----- Materials provided

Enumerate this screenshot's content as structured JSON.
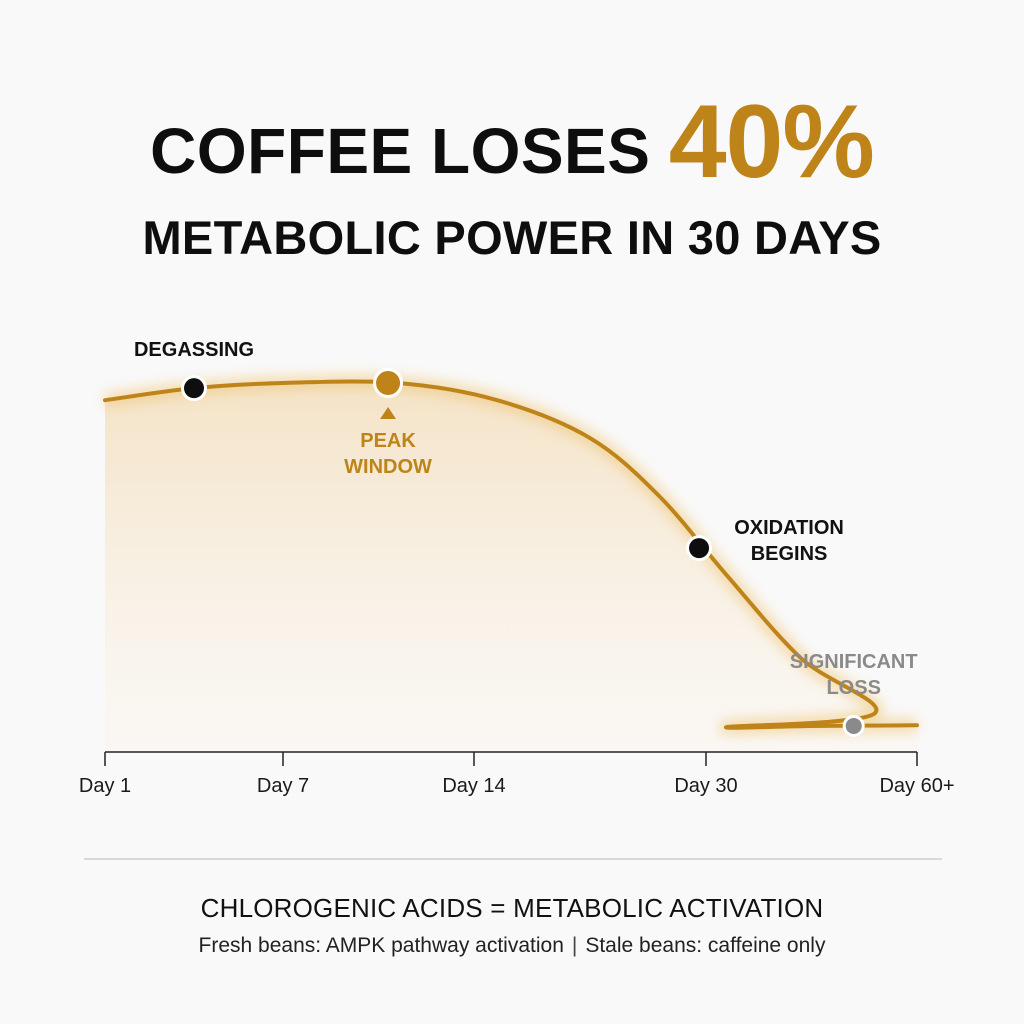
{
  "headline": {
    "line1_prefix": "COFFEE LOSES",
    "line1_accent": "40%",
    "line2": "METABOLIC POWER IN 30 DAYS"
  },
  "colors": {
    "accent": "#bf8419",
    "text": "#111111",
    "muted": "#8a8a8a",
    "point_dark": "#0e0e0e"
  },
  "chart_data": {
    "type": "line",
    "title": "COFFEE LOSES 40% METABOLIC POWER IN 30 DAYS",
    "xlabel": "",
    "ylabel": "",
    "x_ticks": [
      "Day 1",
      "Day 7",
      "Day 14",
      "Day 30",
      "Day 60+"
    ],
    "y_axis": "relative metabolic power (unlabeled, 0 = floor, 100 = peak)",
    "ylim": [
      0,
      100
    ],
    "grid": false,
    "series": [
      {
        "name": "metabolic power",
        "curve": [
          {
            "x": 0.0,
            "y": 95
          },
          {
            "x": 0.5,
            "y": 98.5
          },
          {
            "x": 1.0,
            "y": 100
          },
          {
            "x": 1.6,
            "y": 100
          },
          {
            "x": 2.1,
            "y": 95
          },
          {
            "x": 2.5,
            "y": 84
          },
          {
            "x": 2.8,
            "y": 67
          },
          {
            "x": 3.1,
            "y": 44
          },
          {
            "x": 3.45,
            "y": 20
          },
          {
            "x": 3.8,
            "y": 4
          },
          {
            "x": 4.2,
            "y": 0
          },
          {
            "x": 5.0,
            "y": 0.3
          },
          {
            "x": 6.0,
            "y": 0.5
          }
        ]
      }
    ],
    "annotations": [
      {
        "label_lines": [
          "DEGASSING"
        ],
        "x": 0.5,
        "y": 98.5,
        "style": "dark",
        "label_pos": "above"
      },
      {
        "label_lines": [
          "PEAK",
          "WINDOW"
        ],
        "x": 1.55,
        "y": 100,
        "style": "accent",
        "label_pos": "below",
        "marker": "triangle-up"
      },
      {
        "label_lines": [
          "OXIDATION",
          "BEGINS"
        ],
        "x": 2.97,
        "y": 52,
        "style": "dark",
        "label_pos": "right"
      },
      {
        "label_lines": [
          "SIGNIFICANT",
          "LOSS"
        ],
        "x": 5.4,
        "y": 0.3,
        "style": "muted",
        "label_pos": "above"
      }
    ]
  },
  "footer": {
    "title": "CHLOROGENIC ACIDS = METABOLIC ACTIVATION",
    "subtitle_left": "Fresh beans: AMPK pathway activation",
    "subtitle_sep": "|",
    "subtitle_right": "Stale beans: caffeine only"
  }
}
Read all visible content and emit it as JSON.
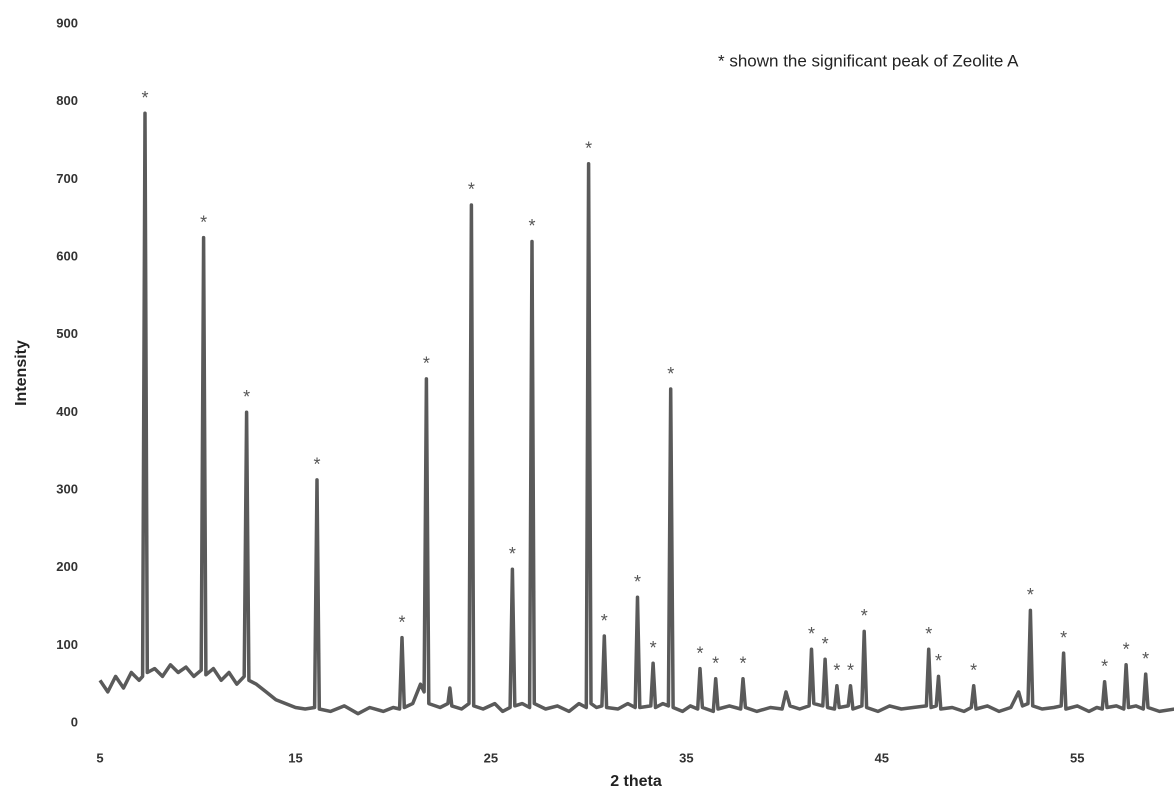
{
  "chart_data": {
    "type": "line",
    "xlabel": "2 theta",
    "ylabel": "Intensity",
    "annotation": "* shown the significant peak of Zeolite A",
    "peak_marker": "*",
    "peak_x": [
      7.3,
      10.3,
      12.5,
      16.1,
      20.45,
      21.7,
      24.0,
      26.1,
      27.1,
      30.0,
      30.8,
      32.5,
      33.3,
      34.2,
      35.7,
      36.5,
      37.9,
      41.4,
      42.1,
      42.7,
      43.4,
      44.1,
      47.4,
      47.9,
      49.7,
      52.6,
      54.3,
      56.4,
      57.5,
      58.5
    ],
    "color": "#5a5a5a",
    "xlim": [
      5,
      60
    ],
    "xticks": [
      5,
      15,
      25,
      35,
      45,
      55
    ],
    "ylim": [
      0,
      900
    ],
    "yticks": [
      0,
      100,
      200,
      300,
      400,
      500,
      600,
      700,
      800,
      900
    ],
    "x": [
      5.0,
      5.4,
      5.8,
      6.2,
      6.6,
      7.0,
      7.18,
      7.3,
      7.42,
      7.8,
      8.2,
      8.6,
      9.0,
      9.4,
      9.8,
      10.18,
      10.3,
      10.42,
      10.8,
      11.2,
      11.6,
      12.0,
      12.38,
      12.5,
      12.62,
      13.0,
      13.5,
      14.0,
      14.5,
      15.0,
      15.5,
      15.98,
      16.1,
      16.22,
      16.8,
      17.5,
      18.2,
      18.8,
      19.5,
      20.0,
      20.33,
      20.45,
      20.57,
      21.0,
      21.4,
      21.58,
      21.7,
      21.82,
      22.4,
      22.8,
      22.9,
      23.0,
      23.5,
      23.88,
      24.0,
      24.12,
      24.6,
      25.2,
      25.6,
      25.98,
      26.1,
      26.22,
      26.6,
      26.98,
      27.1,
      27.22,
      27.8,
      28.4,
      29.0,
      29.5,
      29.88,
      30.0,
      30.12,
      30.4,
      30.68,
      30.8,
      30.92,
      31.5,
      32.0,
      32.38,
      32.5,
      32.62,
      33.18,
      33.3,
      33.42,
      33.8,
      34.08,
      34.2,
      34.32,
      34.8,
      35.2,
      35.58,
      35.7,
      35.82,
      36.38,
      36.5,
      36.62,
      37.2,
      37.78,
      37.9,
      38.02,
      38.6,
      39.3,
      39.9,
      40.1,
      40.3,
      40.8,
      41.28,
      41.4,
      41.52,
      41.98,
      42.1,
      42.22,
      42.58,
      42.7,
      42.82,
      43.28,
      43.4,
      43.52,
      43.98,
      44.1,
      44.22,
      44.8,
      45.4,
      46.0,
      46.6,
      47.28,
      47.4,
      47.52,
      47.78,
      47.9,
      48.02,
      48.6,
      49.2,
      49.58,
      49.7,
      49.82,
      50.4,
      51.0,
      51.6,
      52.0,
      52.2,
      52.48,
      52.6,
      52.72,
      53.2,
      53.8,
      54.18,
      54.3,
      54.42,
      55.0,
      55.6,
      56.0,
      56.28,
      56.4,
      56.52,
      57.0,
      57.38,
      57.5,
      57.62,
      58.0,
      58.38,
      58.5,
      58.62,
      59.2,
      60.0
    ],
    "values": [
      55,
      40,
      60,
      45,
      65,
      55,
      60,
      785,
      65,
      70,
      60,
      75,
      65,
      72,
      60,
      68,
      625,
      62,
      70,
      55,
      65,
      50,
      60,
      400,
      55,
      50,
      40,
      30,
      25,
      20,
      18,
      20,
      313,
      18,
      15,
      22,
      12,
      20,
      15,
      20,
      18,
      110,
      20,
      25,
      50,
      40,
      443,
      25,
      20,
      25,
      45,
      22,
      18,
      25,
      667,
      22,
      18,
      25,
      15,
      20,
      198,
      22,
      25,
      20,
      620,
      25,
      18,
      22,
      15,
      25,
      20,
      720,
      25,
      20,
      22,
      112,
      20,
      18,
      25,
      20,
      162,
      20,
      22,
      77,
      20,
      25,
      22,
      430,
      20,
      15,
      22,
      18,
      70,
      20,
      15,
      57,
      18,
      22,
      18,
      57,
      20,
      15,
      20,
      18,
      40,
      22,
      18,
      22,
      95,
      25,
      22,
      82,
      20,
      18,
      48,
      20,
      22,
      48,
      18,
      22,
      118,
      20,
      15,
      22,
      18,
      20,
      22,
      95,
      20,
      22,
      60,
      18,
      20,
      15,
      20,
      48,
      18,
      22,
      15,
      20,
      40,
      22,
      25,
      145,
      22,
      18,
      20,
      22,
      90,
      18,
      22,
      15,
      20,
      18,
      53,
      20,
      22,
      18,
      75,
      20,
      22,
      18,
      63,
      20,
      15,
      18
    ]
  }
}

----------

§ **Exercise description**:
Sift the material for lines with the string "DAYS". Copy each one found.

§ **Task response**:
    "line2": "METABOLIC POWER IN 30 DAYS"
    "title": "COFFEE LOSES 40% METABOLIC POWER IN 30 DAYS",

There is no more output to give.